Requirements:
Lines containing the word "practical" are the ones to copy from the records below.

<<<<

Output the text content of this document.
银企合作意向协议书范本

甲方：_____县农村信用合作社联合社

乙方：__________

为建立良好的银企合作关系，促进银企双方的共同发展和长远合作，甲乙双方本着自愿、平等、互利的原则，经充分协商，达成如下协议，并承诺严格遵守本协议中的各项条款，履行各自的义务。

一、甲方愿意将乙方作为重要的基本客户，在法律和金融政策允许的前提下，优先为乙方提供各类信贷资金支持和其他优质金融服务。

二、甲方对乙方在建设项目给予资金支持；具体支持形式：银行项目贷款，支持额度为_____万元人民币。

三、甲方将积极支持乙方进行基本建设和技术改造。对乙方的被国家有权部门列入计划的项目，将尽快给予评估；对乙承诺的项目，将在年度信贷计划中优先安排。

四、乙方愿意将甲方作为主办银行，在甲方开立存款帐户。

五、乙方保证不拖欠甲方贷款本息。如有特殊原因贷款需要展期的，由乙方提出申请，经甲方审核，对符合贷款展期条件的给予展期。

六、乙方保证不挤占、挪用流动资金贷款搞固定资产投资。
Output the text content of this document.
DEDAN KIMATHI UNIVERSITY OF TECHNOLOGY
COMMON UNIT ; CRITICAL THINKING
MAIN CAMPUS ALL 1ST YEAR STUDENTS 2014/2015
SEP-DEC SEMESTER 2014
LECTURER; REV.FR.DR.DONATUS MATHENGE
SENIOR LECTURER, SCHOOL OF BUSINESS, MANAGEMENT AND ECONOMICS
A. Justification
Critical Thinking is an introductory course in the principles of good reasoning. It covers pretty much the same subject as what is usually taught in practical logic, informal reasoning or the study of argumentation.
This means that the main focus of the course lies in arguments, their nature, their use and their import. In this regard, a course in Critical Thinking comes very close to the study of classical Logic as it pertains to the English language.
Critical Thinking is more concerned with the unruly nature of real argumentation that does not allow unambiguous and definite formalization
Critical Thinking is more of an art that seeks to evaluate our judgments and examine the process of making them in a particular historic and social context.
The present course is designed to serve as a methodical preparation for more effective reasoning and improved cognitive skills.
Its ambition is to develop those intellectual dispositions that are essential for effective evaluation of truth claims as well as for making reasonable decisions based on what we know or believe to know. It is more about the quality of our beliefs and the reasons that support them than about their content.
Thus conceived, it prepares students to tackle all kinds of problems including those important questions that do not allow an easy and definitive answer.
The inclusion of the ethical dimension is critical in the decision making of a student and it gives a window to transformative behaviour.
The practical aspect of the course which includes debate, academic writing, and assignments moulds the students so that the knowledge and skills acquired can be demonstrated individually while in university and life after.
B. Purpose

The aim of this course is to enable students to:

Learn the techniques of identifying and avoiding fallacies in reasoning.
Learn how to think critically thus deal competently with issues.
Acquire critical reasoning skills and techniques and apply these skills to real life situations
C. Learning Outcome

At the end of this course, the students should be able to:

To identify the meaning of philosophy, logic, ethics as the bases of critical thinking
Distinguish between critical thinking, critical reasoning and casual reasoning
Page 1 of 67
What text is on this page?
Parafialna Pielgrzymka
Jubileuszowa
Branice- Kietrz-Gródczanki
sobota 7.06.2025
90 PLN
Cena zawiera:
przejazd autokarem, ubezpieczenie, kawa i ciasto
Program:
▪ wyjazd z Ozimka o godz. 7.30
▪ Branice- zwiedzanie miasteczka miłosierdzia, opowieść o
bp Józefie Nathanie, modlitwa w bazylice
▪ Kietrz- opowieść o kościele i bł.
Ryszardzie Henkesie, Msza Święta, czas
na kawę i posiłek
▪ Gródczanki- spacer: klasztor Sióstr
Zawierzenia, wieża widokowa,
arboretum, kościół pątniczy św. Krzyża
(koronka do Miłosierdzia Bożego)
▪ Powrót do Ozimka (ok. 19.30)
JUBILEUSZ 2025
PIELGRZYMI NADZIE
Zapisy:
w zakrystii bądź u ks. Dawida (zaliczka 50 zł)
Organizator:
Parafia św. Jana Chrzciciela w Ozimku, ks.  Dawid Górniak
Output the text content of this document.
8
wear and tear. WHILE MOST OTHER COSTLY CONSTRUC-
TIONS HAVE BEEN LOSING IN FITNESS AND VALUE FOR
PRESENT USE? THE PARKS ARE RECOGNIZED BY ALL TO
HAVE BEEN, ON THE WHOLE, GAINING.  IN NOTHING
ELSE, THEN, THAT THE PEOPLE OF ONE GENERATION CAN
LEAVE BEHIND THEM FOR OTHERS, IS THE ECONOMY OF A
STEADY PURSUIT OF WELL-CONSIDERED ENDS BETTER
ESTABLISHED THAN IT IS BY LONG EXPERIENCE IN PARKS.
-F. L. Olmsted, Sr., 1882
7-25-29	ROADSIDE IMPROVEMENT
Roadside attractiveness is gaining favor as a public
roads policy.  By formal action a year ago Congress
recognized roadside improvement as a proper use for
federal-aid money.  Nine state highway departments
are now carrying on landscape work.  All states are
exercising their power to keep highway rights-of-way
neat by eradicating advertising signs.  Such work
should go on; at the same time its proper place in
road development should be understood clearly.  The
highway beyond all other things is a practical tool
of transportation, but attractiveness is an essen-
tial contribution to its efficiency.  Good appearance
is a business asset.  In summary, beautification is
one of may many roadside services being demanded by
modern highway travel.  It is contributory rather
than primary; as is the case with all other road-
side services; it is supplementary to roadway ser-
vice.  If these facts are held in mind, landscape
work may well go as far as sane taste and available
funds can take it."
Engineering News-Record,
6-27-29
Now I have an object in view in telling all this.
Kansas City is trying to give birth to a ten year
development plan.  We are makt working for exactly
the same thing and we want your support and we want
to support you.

>>>>

Reply:
Critical Thinking is an introductory course in the principles of good reasoning. It covers pretty much the same subject as what is usually taught in practical logic, informal reasoning or the study of argumentation.
The practical aspect of the course which includes debate, academic writing, and assignments moulds the students so that the knowledge and skills acquired can be demonstrated individually while in university and life after.
highway beyond all other things is a practical tool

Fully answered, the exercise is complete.